[EXERCISE]: Change every "spindle" in the listing below to "shaft" and keep everything else the same. Leave the pictures out of your answer.

--- Start ---

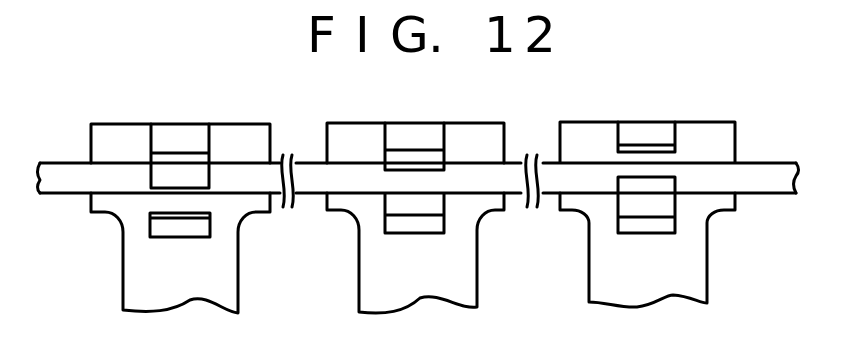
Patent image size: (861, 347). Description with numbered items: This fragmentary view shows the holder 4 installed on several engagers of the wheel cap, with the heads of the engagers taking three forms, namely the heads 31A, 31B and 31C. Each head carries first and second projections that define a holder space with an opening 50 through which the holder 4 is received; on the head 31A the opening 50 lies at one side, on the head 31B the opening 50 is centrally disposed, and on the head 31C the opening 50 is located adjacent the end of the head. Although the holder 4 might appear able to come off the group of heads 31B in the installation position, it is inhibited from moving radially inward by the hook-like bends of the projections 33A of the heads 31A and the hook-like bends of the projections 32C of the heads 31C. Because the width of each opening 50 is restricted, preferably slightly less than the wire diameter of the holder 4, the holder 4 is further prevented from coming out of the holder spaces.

The holder 4 is at (767, 173).
The head 31A is at (122, 124).
The head 31B is at (360, 123).
The head 31C is at (590, 120).
The second projection 33A is at (185, 163).
The first projection 32C is at (648, 200).
The opening 50 is at (172, 206).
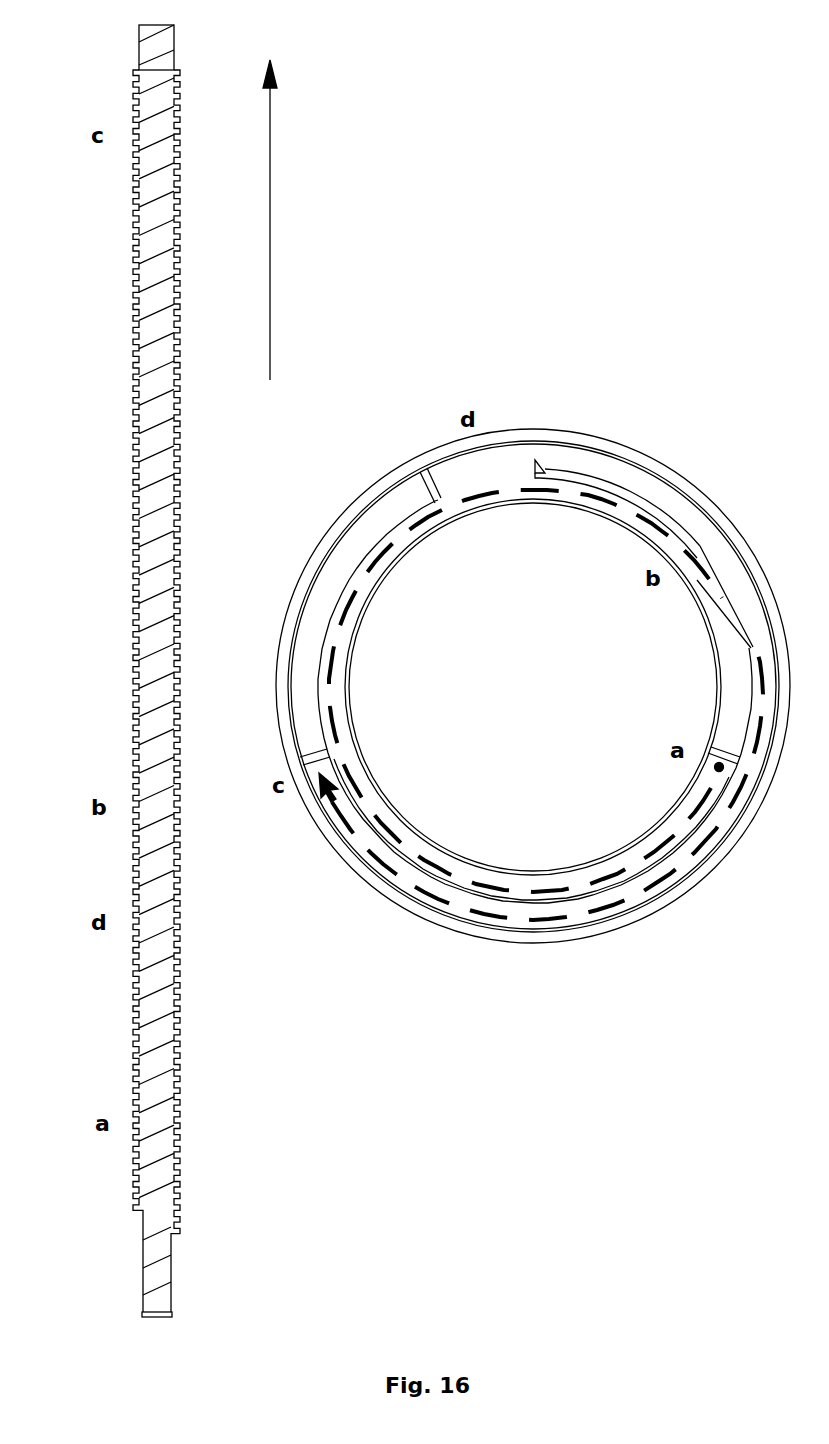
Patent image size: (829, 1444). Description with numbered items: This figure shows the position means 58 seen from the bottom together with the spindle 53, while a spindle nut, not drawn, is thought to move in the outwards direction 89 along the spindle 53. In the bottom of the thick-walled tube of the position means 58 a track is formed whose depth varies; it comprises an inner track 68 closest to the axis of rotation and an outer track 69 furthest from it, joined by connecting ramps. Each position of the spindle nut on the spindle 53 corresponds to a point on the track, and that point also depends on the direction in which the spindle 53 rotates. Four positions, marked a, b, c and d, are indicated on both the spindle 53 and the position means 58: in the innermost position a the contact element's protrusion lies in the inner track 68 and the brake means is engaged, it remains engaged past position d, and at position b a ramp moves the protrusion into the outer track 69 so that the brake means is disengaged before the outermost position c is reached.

--- End ---

[EXERCISE RESPONSE]:
Patent image size: (861, 347). Description with numbered items: This fragmentary view shows the holder 4 installed on several engagers of the wheel cap, with the heads of the engagers taking three forms, namely the heads 31A, 31B and 31C. Each head carries first and second projections that define a holder space with an opening 50 through which the holder 4 is received; on the head 31A the opening 50 lies at one side, on the head 31B the opening 50 is centrally disposed, and on the head 31C the opening 50 is located adjacent the end of the head. Although the holder 4 might appear able to come off the group of heads 31B in the installation position, it is inhibited from moving radially inward by the hook-like bends of the projections 33A of the heads 31A and the hook-like bends of the projections 32C of the heads 31C. Because the width of each opening 50 is restricted, preferably slightly less than the wire diameter of the holder 4, the holder 4 is further prevented from coming out of the holder spaces.

The holder 4 is at (767, 173).
The head 31A is at (122, 124).
The head 31B is at (360, 123).
The head 31C is at (590, 120).
The second projection 33A is at (185, 163).
The first projection 32C is at (648, 200).
The opening 50 is at (172, 206).
Patent image size: (829, 1444). Description with numbered items: This figure shows the position means 58 seen from the bottom together with the shaft 53, while a shaft nut, not drawn, is thought to move in the outwards direction 89 along the shaft 53. In the bottom of the thick-walled tube of the position means 58 a track is formed whose depth varies; it comprises an inner track 68 closest to the axis of rotation and an outer track 69 furthest from it, joined by connecting ramps. Each position of the shaft nut on the shaft 53 corresponds to a point on the track, and that point also depends on the direction in which the shaft 53 rotates. Four positions, marked a, b, c and d, are indicated on both the shaft 53 and the position means 58: in the innermost position a the contact element's protrusion lies in the inner track 68 and the brake means is engaged, it remains engaged past position d, and at position b a ramp moves the protrusion into the outer track 69 so that the brake means is disengaged before the outermost position c is reached.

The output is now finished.